Stored data
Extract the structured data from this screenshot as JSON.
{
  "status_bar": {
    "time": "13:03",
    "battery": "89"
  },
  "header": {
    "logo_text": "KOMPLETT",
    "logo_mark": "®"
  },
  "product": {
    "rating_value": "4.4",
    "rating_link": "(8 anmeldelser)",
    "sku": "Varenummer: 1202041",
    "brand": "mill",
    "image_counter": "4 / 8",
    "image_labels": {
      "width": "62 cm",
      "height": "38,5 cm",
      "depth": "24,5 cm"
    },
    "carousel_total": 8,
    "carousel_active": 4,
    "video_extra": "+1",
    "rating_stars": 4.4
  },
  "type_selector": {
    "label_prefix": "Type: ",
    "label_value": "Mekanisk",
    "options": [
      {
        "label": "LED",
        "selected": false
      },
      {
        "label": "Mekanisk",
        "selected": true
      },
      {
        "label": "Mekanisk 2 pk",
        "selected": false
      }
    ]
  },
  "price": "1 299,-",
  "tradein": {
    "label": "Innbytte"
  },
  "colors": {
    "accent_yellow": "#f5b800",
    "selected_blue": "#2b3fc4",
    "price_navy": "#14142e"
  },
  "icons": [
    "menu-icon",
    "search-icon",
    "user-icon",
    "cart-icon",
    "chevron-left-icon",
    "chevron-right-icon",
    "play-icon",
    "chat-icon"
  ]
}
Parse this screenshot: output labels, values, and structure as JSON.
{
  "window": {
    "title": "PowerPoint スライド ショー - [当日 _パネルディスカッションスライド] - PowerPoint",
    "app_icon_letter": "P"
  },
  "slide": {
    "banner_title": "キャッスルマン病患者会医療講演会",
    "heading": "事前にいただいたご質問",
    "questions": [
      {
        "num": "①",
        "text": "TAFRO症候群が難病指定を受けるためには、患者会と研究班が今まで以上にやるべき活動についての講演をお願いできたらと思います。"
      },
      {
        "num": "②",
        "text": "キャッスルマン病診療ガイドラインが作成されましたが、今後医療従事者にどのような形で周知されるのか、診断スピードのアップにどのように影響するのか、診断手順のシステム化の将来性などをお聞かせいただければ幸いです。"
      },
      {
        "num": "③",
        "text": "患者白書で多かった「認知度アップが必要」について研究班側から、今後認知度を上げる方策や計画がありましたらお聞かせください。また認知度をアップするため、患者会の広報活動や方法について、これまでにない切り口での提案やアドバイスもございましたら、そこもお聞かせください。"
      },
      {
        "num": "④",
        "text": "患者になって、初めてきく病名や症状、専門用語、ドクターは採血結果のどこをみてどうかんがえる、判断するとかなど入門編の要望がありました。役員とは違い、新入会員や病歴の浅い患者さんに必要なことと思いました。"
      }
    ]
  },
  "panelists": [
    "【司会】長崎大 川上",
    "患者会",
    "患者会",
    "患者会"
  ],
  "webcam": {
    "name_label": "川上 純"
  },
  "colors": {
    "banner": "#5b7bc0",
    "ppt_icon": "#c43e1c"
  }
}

▶ STATED GOAL
Set down the listing in full, keeping every word exactly as it is.

▶ EXERCISE RESULT
Extract the structured data from this screenshot as JSON.
{
  "status_bar": {
    "time": "13:03",
    "battery": "89"
  },
  "header": {
    "logo_text": "KOMPLETT",
    "logo_mark": "®"
  },
  "product": {
    "rating_value": "4.4",
    "rating_link": "(8 anmeldelser)",
    "sku": "Varenummer: 1202041",
    "brand": "mill",
    "image_counter": "4 / 8",
    "image_labels": {
      "width": "62 cm",
      "height": "38,5 cm",
      "depth": "24,5 cm"
    },
    "carousel_total": 8,
    "carousel_active": 4,
    "video_extra": "+1",
    "rating_stars": 4.4
  },
  "type_selector": {
    "label_prefix": "Type: ",
    "label_value": "Mekanisk",
    "options": [
      {
        "label": "LED",
        "selected": false
      },
      {
        "label": "Mekanisk",
        "selected": true
      },
      {
        "label": "Mekanisk 2 pk",
        "selected": false
      }
    ]
  },
  "price": "1 299,-",
  "tradein": {
    "label": "Innbytte"
  },
  "colors": {
    "accent_yellow": "#f5b800",
    "selected_blue": "#2b3fc4",
    "price_navy": "#14142e"
  },
  "icons": [
    "menu-icon",
    "search-icon",
    "user-icon",
    "cart-icon",
    "chevron-left-icon",
    "chevron-right-icon",
    "play-icon",
    "chat-icon"
  ]
}
Parse this screenshot: output labels, values, and structure as JSON.
{
  "window": {
    "title": "PowerPoint スライド ショー - [当日 _パネルディスカッションスライド] - PowerPoint",
    "app_icon_letter": "P"
  },
  "slide": {
    "banner_title": "キャッスルマン病患者会医療講演会",
    "heading": "事前にいただいたご質問",
    "questions": [
      {
        "num": "①",
        "text": "TAFRO症候群が難病指定を受けるためには、患者会と研究班が今まで以上にやるべき活動についての講演をお願いできたらと思います。"
      },
      {
        "num": "②",
        "text": "キャッスルマン病診療ガイドラインが作成されましたが、今後医療従事者にどのような形で周知されるのか、診断スピードのアップにどのように影響するのか、診断手順のシステム化の将来性などをお聞かせいただければ幸いです。"
      },
      {
        "num": "③",
        "text": "患者白書で多かった「認知度アップが必要」について研究班側から、今後認知度を上げる方策や計画がありましたらお聞かせください。また認知度をアップするため、患者会の広報活動や方法について、これまでにない切り口での提案やアドバイスもございましたら、そこもお聞かせください。"
      },
      {
        "num": "④",
        "text": "患者になって、初めてきく病名や症状、専門用語、ドクターは採血結果のどこをみてどうかんがえる、判断するとかなど入門編の要望がありました。役員とは違い、新入会員や病歴の浅い患者さんに必要なことと思いました。"
      }
    ]
  },
  "panelists": [
    "【司会】長崎大 川上",
    "患者会",
    "患者会",
    "患者会"
  ],
  "webcam": {
    "name_label": "川上 純"
  },
  "colors": {
    "banner": "#5b7bc0",
    "ppt_icon": "#c43e1c"
  }
}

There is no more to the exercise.